What needs to be done
Count the lines in the data below that contain the string "effective", treating case as significant. Reply with the number alone.
── Data supplied
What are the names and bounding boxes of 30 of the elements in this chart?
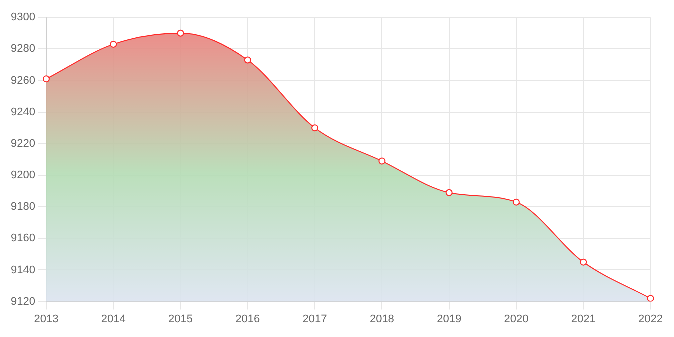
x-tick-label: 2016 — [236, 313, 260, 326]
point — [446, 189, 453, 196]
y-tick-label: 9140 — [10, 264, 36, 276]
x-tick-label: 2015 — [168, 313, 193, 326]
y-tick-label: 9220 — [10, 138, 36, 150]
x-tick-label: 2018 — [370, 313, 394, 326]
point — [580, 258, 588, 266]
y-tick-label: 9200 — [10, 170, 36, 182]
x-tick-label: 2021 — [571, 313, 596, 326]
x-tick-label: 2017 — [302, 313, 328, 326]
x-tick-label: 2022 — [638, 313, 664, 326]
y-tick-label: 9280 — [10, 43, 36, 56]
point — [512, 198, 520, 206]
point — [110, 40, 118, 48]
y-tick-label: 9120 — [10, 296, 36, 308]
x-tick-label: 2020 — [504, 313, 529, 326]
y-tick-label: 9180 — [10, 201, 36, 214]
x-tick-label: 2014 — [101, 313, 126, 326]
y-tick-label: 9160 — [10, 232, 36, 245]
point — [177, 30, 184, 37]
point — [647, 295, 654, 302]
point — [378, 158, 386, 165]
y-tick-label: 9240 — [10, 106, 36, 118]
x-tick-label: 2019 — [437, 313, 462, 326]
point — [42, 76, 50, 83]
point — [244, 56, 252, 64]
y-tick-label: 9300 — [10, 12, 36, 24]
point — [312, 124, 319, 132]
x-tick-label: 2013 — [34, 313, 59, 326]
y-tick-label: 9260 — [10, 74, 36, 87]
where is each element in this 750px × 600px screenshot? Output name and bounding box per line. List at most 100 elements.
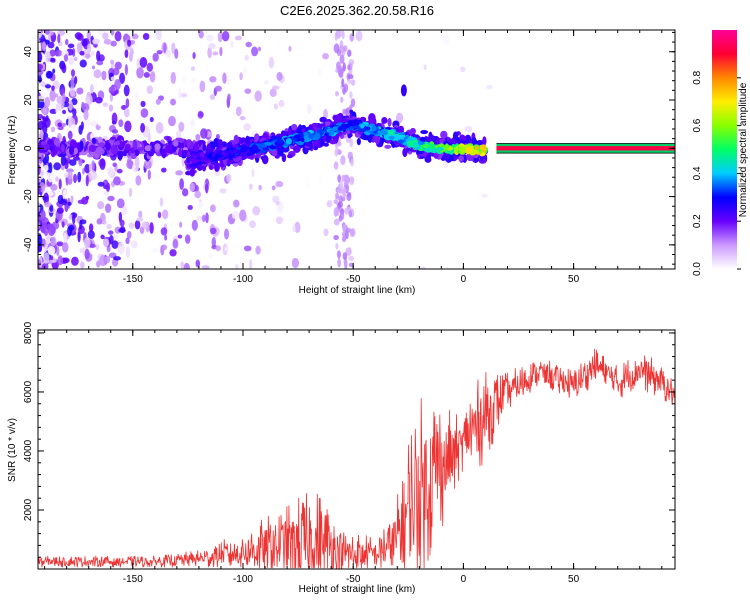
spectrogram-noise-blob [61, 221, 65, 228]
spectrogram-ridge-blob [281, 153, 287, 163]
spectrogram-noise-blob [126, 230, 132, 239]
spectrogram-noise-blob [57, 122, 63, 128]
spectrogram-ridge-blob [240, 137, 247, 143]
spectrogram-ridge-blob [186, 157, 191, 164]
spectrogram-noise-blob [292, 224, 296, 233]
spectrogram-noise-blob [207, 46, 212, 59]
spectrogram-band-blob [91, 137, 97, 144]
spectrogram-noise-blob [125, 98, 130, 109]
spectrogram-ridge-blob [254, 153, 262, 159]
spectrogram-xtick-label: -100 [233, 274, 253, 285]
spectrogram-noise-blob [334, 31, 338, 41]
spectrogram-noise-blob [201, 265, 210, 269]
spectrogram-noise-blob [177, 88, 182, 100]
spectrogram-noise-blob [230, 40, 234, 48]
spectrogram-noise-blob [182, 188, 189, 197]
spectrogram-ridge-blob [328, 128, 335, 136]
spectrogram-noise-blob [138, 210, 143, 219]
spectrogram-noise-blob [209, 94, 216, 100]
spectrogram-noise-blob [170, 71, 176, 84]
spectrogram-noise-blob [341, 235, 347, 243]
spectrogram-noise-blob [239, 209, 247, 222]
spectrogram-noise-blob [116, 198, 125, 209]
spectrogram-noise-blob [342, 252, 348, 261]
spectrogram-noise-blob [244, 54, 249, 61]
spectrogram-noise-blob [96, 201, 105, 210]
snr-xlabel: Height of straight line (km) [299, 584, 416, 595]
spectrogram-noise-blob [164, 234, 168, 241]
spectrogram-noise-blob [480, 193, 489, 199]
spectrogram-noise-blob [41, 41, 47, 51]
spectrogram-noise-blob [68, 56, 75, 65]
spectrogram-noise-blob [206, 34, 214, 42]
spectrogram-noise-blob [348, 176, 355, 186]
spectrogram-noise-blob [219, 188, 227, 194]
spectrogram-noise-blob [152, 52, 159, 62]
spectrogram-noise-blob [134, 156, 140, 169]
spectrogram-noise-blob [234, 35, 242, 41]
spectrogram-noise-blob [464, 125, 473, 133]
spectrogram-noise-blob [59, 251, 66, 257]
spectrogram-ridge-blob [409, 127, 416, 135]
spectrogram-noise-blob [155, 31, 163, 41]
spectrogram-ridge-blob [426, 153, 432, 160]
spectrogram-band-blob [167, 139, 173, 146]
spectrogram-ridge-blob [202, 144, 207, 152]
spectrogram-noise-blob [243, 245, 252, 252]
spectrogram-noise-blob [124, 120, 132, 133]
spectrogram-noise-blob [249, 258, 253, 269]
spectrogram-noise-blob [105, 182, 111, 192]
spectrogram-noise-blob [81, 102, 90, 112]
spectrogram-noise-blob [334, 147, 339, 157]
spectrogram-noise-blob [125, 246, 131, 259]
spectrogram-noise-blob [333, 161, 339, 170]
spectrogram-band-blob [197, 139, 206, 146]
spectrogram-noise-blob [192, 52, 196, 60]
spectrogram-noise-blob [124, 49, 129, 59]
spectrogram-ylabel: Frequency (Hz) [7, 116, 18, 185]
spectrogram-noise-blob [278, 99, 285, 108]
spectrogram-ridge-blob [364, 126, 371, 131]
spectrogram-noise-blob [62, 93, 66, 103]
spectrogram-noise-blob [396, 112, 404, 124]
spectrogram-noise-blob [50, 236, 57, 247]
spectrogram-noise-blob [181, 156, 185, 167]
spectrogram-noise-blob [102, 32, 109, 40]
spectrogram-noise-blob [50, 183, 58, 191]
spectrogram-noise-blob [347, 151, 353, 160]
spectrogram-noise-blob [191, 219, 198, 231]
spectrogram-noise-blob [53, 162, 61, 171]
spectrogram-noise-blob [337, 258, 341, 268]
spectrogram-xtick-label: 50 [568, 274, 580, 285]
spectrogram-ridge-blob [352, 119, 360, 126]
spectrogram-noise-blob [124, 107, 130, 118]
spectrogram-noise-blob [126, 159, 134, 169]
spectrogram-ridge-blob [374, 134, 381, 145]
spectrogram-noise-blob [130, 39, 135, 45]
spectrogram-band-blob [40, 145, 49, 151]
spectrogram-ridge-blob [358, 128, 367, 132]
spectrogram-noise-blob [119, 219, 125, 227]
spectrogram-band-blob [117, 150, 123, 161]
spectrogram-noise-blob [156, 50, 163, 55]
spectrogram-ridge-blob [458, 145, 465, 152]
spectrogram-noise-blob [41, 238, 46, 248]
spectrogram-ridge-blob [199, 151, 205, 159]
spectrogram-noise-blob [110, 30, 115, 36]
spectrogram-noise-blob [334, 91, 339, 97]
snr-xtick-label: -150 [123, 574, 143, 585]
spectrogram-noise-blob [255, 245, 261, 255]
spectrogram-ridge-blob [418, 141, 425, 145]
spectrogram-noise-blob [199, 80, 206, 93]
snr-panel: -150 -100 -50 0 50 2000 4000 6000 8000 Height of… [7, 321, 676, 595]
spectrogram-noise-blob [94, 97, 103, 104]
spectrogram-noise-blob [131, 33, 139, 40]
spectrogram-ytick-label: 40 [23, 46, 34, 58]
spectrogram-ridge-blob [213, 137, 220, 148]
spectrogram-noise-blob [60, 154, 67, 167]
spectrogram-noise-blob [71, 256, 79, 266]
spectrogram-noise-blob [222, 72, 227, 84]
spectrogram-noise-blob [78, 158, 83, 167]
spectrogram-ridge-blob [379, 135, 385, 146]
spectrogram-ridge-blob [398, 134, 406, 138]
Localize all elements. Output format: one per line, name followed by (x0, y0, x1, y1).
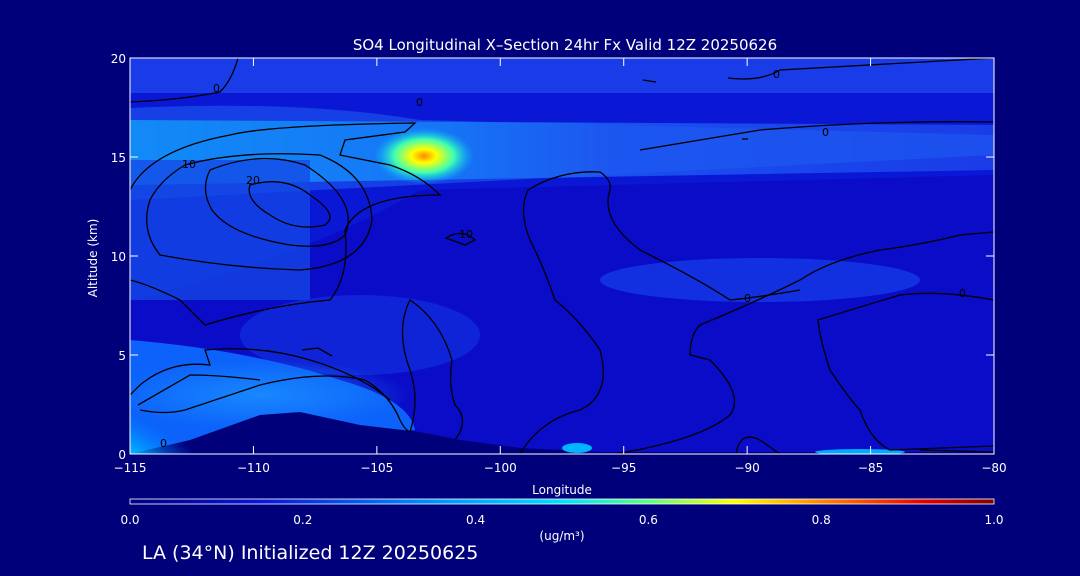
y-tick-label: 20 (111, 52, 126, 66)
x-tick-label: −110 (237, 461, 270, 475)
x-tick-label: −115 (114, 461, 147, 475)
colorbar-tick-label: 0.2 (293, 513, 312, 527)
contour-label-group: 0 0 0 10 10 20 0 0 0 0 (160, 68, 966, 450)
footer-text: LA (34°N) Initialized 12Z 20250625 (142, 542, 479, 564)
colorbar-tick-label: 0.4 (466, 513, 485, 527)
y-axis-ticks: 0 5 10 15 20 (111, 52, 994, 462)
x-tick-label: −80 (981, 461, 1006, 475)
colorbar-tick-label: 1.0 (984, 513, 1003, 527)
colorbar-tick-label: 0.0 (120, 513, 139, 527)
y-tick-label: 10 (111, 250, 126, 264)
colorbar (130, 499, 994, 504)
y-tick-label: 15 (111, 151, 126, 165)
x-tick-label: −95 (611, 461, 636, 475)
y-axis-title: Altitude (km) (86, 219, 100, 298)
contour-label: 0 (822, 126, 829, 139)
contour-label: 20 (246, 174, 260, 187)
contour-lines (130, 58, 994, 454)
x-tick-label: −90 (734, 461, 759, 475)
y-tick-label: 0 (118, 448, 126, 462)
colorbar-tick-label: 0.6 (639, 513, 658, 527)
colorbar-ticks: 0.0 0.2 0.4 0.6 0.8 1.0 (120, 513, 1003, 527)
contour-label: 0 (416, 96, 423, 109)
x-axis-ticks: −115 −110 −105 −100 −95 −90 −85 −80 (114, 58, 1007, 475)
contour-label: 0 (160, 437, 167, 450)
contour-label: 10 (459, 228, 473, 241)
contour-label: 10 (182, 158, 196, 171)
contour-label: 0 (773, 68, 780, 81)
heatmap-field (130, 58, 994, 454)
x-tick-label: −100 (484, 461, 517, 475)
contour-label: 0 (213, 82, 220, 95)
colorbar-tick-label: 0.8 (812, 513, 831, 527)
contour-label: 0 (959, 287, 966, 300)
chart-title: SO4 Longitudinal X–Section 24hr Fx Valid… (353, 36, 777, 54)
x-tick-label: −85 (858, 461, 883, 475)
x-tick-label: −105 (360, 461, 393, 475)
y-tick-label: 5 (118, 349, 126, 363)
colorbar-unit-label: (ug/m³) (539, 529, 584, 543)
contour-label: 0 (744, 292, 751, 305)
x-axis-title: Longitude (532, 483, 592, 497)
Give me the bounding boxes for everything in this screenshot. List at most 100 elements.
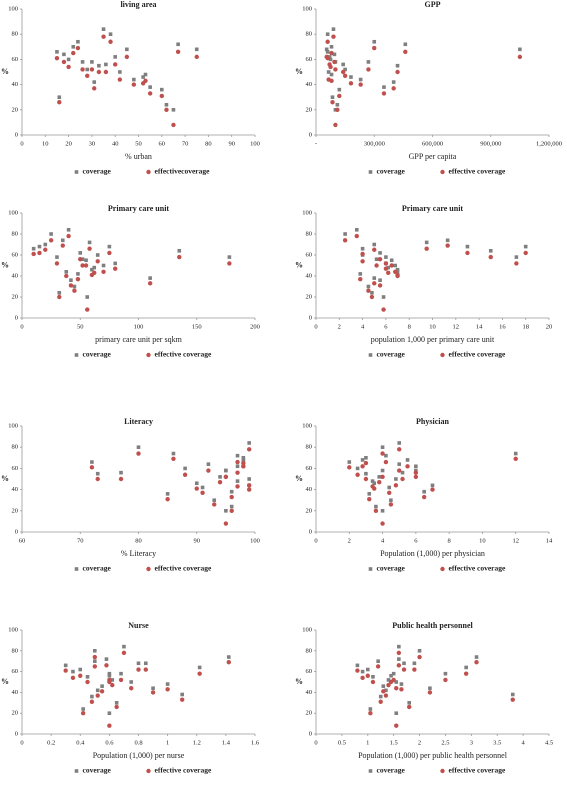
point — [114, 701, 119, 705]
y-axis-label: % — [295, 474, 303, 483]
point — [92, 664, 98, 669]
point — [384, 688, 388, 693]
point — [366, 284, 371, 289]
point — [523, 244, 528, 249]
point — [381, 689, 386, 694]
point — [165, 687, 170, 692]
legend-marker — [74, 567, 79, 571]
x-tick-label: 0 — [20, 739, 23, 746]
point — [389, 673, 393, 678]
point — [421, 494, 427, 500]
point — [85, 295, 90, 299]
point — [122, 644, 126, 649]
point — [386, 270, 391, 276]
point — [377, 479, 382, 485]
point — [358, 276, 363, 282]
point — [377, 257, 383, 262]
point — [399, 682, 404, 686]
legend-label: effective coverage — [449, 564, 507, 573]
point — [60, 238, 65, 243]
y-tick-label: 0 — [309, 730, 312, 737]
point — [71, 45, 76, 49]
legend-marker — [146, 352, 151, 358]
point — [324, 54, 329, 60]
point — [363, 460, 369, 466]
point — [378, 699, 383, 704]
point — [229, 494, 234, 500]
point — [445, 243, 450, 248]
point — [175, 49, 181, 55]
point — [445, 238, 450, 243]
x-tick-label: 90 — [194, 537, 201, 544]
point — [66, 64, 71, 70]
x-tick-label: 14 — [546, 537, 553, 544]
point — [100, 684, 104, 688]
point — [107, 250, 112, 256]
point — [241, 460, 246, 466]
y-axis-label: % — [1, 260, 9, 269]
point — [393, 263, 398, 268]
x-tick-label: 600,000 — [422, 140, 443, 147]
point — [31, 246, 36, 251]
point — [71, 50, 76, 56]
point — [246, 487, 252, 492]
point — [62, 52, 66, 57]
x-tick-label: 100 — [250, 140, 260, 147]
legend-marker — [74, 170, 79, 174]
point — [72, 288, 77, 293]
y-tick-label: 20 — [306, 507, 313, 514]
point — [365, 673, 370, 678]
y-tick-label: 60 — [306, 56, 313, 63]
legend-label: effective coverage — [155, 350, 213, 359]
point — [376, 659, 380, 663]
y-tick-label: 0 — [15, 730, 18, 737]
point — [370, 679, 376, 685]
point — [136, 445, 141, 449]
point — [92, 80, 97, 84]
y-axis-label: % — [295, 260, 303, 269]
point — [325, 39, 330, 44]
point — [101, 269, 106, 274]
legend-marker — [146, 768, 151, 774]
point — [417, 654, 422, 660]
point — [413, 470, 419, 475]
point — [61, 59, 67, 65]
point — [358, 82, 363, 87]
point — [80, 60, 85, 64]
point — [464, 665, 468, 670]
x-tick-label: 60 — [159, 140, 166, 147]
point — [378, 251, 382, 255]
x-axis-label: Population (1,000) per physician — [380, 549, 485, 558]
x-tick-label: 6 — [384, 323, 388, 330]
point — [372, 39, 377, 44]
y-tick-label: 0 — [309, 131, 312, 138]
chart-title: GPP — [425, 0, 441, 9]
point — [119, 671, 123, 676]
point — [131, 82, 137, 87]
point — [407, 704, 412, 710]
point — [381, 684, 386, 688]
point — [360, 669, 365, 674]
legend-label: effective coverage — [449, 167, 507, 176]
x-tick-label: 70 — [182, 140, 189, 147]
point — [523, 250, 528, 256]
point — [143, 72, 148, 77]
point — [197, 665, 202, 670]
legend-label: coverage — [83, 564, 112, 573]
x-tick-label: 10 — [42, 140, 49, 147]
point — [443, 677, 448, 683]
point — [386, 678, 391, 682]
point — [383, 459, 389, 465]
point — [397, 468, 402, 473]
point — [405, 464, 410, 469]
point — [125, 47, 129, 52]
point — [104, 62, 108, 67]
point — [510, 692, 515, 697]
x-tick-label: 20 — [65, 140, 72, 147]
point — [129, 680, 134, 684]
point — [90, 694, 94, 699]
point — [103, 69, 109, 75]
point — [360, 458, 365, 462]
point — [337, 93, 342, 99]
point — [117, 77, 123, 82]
────
Problem solution
3